(Dataset records on visual material)
_ _ _ _ _

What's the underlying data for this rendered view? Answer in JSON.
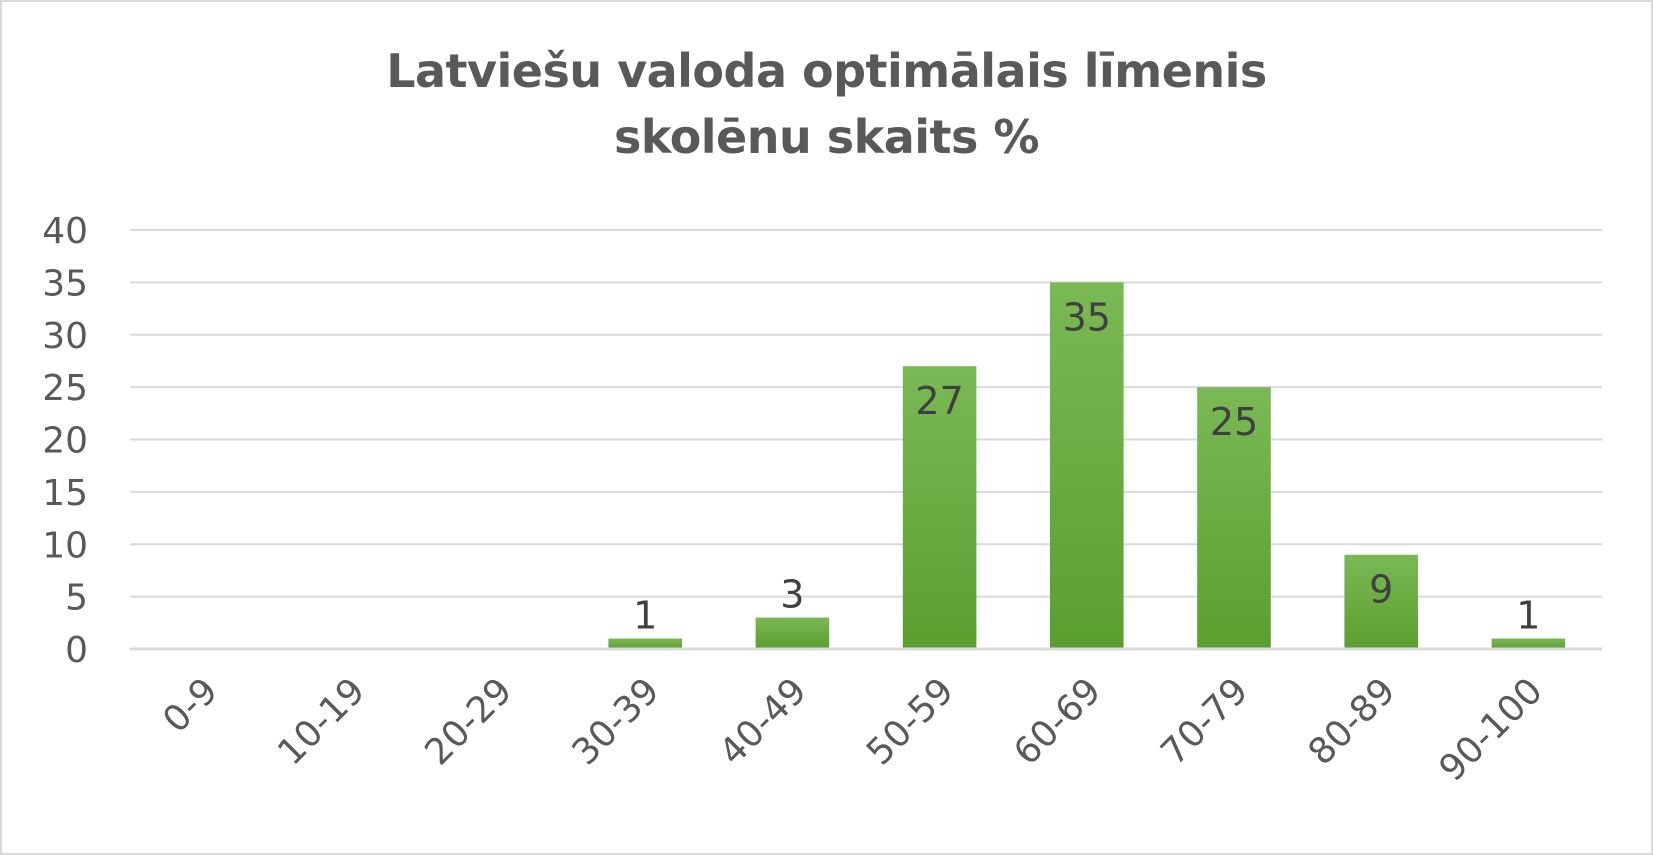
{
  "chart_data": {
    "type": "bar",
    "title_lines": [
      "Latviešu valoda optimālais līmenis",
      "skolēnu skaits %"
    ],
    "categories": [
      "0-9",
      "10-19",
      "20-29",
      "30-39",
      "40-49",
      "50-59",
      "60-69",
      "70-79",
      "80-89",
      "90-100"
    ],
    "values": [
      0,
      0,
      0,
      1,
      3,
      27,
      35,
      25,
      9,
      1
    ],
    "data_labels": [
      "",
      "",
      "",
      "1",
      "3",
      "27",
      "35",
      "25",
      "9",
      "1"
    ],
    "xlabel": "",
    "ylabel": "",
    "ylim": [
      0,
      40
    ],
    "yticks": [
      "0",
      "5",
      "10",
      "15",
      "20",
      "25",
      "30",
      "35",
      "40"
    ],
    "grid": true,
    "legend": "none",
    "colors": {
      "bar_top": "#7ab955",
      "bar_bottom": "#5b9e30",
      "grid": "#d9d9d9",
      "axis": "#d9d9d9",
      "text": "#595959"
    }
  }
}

_ _ _ _ _

#### What is asked:
Copy the material above exactly and drop the pictures.

#### Solution to this exercise:
What's the underlying data for this rendered view? Answer in JSON.
{
  "chart_data": {
    "type": "bar",
    "title_lines": [
      "Latviešu valoda optimālais līmenis",
      "skolēnu skaits %"
    ],
    "categories": [
      "0-9",
      "10-19",
      "20-29",
      "30-39",
      "40-49",
      "50-59",
      "60-69",
      "70-79",
      "80-89",
      "90-100"
    ],
    "values": [
      0,
      0,
      0,
      1,
      3,
      27,
      35,
      25,
      9,
      1
    ],
    "data_labels": [
      "",
      "",
      "",
      "1",
      "3",
      "27",
      "35",
      "25",
      "9",
      "1"
    ],
    "xlabel": "",
    "ylabel": "",
    "ylim": [
      0,
      40
    ],
    "yticks": [
      "0",
      "5",
      "10",
      "15",
      "20",
      "25",
      "30",
      "35",
      "40"
    ],
    "grid": true,
    "legend": "none",
    "colors": {
      "bar_top": "#7ab955",
      "bar_bottom": "#5b9e30",
      "grid": "#d9d9d9",
      "axis": "#d9d9d9",
      "text": "#595959"
    }
  }
}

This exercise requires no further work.